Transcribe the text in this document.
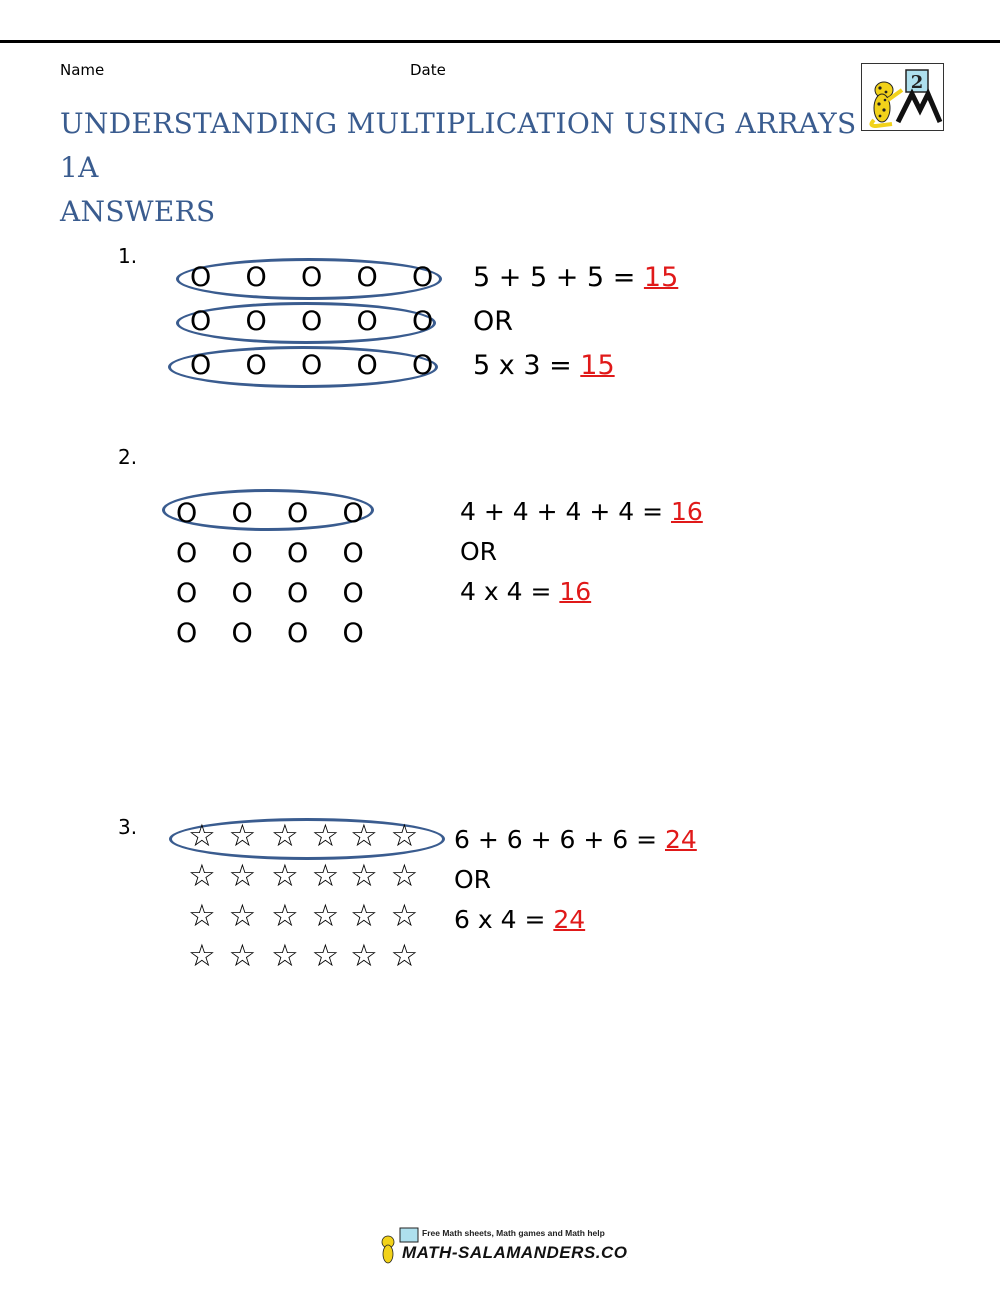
Name	Date
UNDERSTANDING MULTIPLICATION USING ARRAYS 1A
ANSWERS
2
1.
O O O O O
O O O O O
O O O O O
5 + 5 + 5 = 15
OR
5 x 3 = 15
2.
O O O O
O O O O
O O O O
O O O O
4 + 4 + 4 + 4 = 16
OR
4 x 4 = 16
3. ☆ ☆ ☆ ☆ ☆ ☆
☆ ☆ ☆ ☆ ☆ ☆
☆ ☆ ☆ ☆ ☆ ☆
☆ ☆ ☆ ☆ ☆ ☆
6 + 6 + 6 + 6 = 24
OR
6 x 4 = 24
Free Math sheets, Math games and Math help
MATH-SALAMANDERS.COM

**WHAT IS NEEDED:**
Write every entry out again exactly, dropping the pictures.

**EXPECTED ANSWER:**
Transcribe the text in this document.
Name	Date
UNDERSTANDING MULTIPLICATION USING ARRAYS 1A
ANSWERS
2
1.
O O O O O
O O O O O
O O O O O
5 + 5 + 5 = 15
OR
5 x 3 = 15
2.
O O O O
O O O O
O O O O
O O O O
4 + 4 + 4 + 4 = 16
OR
4 x 4 = 16
3. ☆ ☆ ☆ ☆ ☆ ☆
☆ ☆ ☆ ☆ ☆ ☆
☆ ☆ ☆ ☆ ☆ ☆
☆ ☆ ☆ ☆ ☆ ☆
6 + 6 + 6 + 6 = 24
OR
6 x 4 = 24
Free Math sheets, Math games and Math help
MATH-SALAMANDERS.COM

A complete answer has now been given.